■ **Text segment**:
6. N-gram Frequency (NGRAM_FREQUENCY) ⭐ NEW

Implementation Logic: Analyzes what proportion of character trigrams appear in common English text. Uses a set of 2000 most common English trigrams.

Algorithm:

  1. Extract trigrams from words
  2. Count how many appear in common trigram set
  3. Low ratio = likely garbled

Parameters:

  • common_ratio_threshold (float, default: 0.3): Minimum ratio of common trigrams
detector = GarbleDetector(Strategy.NGRAM_FREQUENCY, threshold=0.5)

# Examples
detector.predict("the quick brown")   # False - trigrams: the, qui, uic, ick, bro, row, own
detector.predict("xzqkjhf")           # True - no common trigrams

7. Word Lookup (WORD_LOOKUP) ⭐ NEW - Zero Dependencies

Implementation Logic: Validates words against an embedded dictionary of 50,000 common English words. No external dependencies required.

■ **Provided records**:

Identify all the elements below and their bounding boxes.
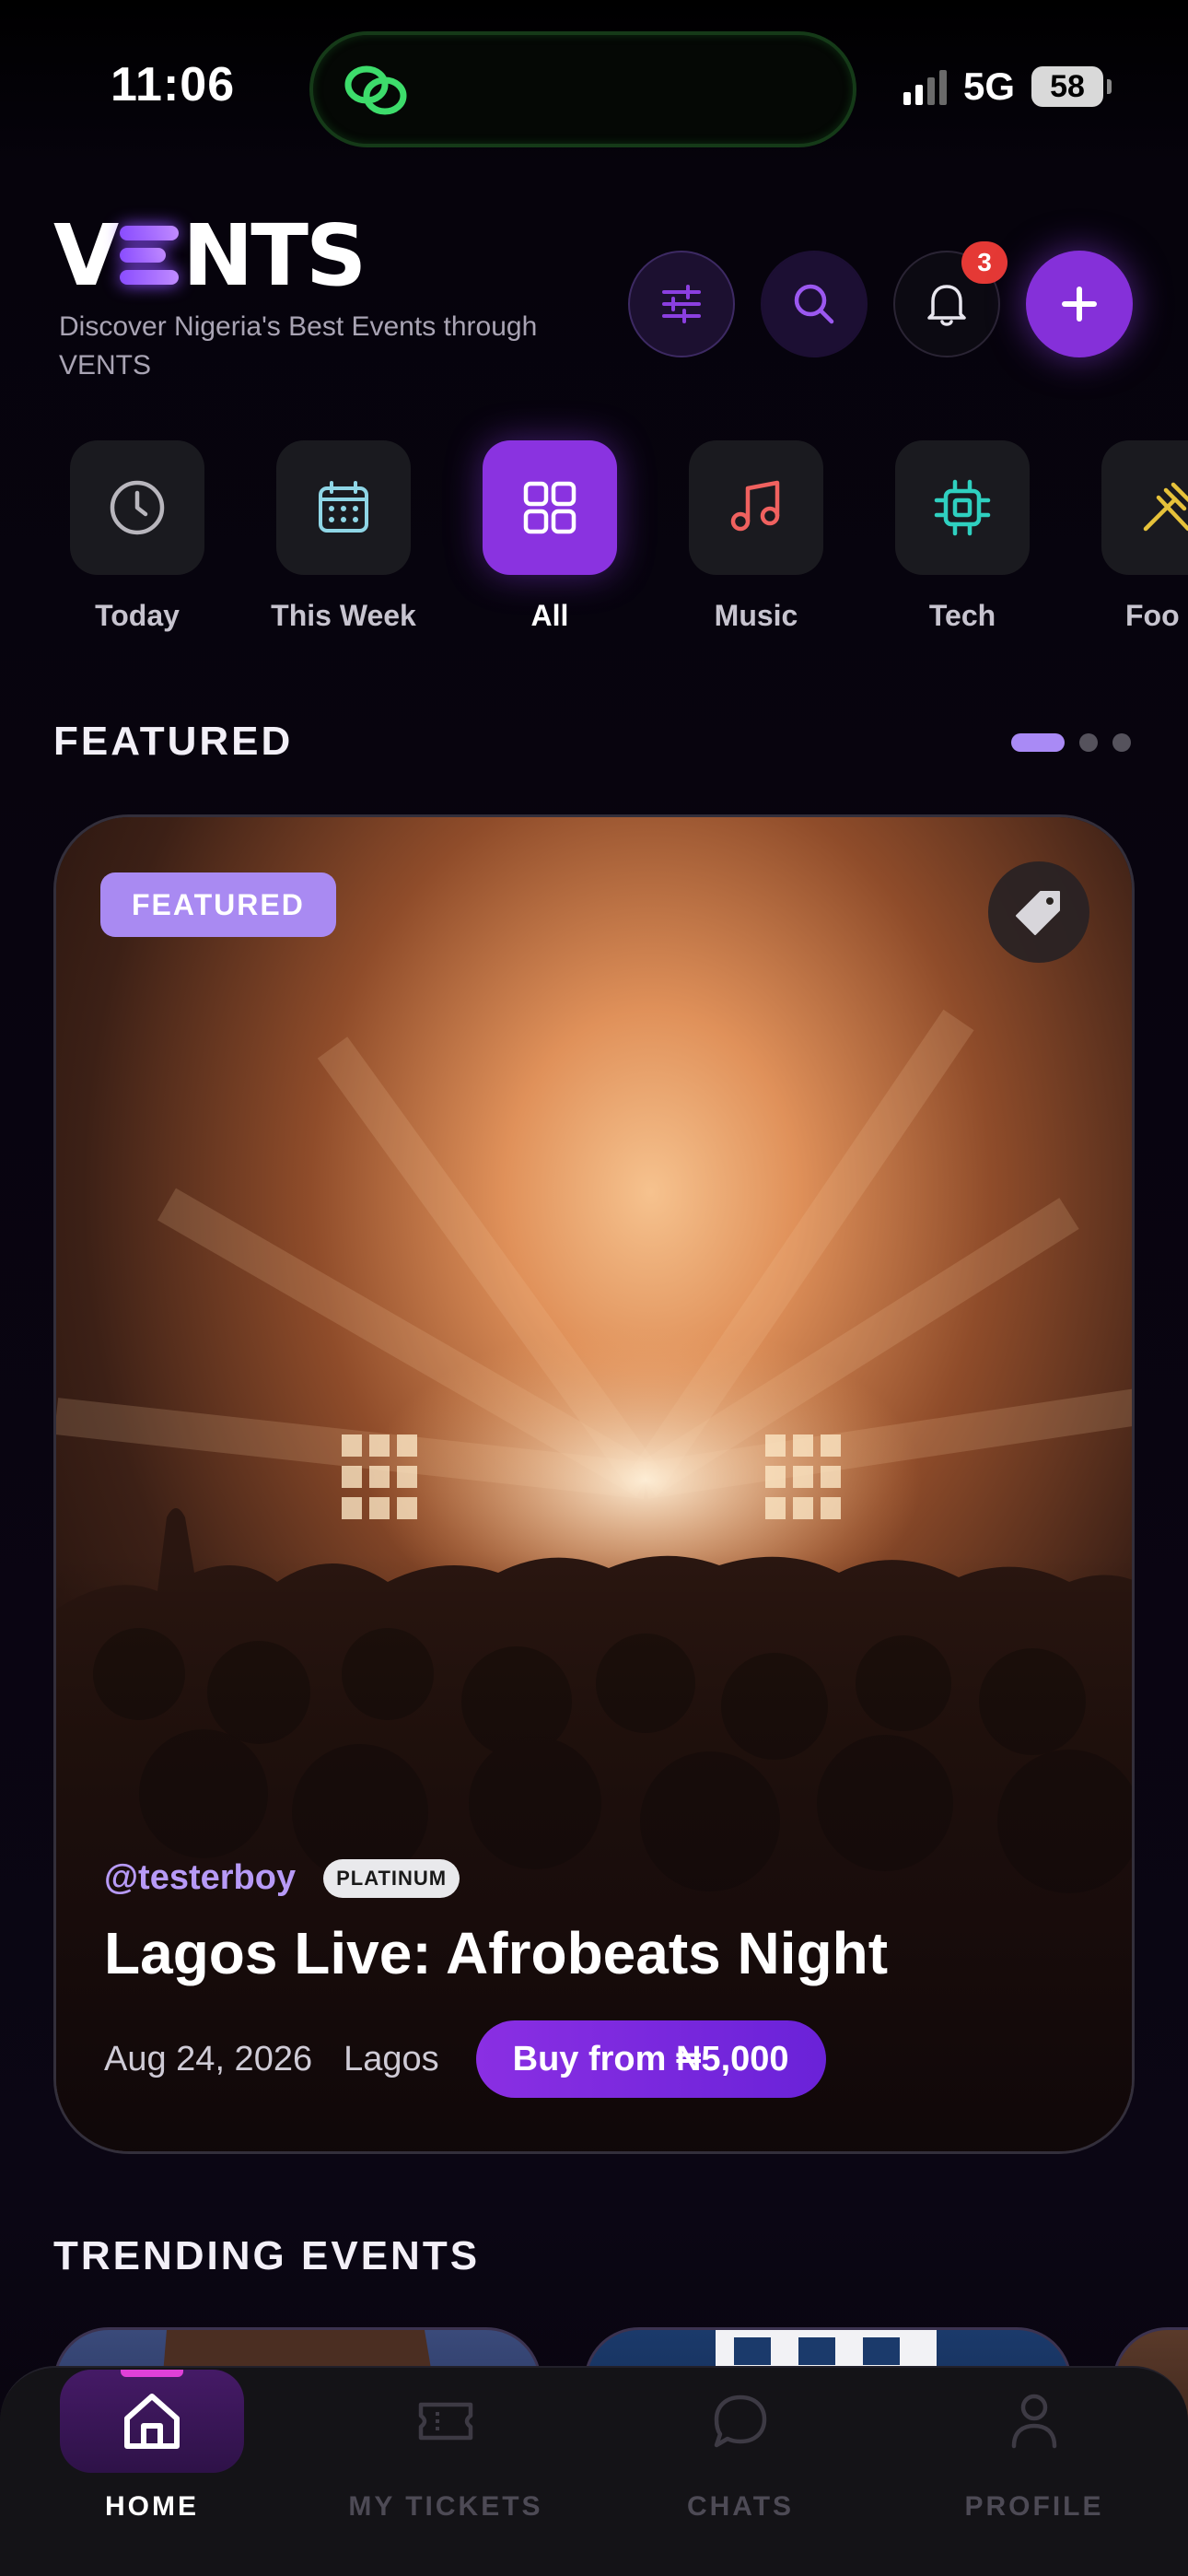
buy-ticket-button[interactable]: Buy from ₦5,000 [475,2020,826,2098]
organizer-tier-badge: PLATINUM [323,1858,460,1898]
chat-bubble-icon [714,2395,767,2448]
carousel-indicator[interactable] [1011,733,1131,752]
signal-bars-icon [903,68,947,105]
category-label: Today [95,599,180,632]
search-icon [794,284,834,324]
category-tile [689,440,823,575]
nav-profile[interactable]: PROFILE [914,2368,1154,2523]
category-music[interactable]: Music [689,440,823,633]
calendar-icon [319,481,368,533]
category-food[interactable]: Foo [1101,440,1188,633]
search-button[interactable] [761,251,868,357]
create-event-button[interactable] [1026,251,1133,357]
network-type: 5G [962,64,1015,108]
featured-event-card[interactable]: FEATURED @testerboy PLATINUM Lagos Live:… [53,814,1135,2154]
nav-label: MY TICKETS [348,2491,543,2522]
category-bar: Today This Week All Music Tech Foo [70,440,1188,633]
home-icon [124,2394,180,2449]
category-label: Tech [928,599,996,632]
price-tag-icon [1016,891,1060,935]
category-tile [895,440,1030,575]
utensils-icon [1143,482,1188,532]
battery-indicator: 58 [1031,66,1112,107]
nav-label: CHATS [686,2491,795,2522]
logo-letters-nts: NTS [182,206,367,305]
category-label: This Week [271,599,416,632]
app-screen: 11:06 5G 58 V NTS Discover Nigeria's Best… [0,0,1188,2576]
ticket-icon [418,2402,473,2441]
nav-icon-container [354,2370,538,2473]
category-tech[interactable]: Tech [895,440,1030,633]
sliders-icon [662,285,701,323]
dynamic-island [309,31,856,147]
nav-icon-container [942,2370,1126,2473]
category-label: Music [714,599,798,632]
carousel-dot[interactable] [1112,733,1131,752]
tagline: Discover Nigeria's Best Events through V… [59,311,538,381]
organizer-handle[interactable]: @testerboy [104,1858,296,1898]
logo-e-mark [120,222,180,288]
event-meta: Aug 24, 2026 Lagos Buy from ₦5,000 [104,2020,826,2098]
grid-icon [523,481,577,534]
chip-icon [934,479,991,536]
status-time: 11:06 [111,58,236,111]
featured-badge: FEATURED [100,872,336,937]
nav-label: PROFILE [964,2491,1104,2522]
clock-icon [110,480,165,535]
category-tile [1101,440,1188,575]
category-tile [276,440,411,575]
status-bar: 11:06 5G 58 [0,0,1188,175]
battery-level: 58 [1050,68,1085,104]
category-label: Foo [1125,599,1180,632]
logo-letter-v: V [53,206,119,305]
bell-icon [927,285,966,326]
nav-chats[interactable]: CHATS [621,2368,860,2523]
filter-button[interactable] [628,251,735,357]
featured-section-title: FEATURED [53,719,294,764]
nav-icon-container [648,2370,833,2473]
music-note-icon [730,480,780,532]
nav-my-tickets[interactable]: MY TICKETS [326,2368,565,2523]
notification-count-badge: 3 [961,241,1007,284]
organizer-row: @testerboy PLATINUM [104,1858,460,1898]
event-title: Lagos Live: Afrobeats Night [104,1920,889,1986]
category-label: All [530,599,569,632]
category-this-week[interactable]: This Week [271,440,416,633]
trending-section-title: TRENDING EVENTS [53,2233,481,2278]
status-indicators: 5G 58 [903,64,1112,109]
category-today[interactable]: Today [70,440,204,633]
link-rings-icon [344,65,407,115]
nav-home[interactable]: HOME [32,2368,272,2523]
event-city: Lagos [344,2039,439,2078]
category-all[interactable]: All [483,440,617,633]
user-icon [1011,2394,1057,2449]
nav-icon-container [60,2370,244,2473]
app-logo: V NTS [53,214,367,299]
category-tile [483,440,617,575]
plus-icon [1062,287,1097,322]
ticket-tag-button[interactable] [988,861,1089,963]
nav-label: HOME [105,2491,199,2522]
carousel-dot-active[interactable] [1011,733,1065,752]
category-tile [70,440,204,575]
carousel-dot[interactable] [1079,733,1098,752]
bottom-navigation: HOME MY TICKETS CHATS PROFILE [0,2366,1188,2576]
event-date: Aug 24, 2026 [104,2039,313,2078]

■ **Required work**: Copy the garble-detection text from "6. N-gram Frequency" to "common English trigrams.", substituting "bigrams" for every "trigrams".

■ **Written answer**:
6. N-gram Frequency (NGRAM_FREQUENCY) ⭐ NEW

Implementation Logic: Analyzes what proportion of character bigrams appear in common English text. Uses a set of 2000 most common English bigrams.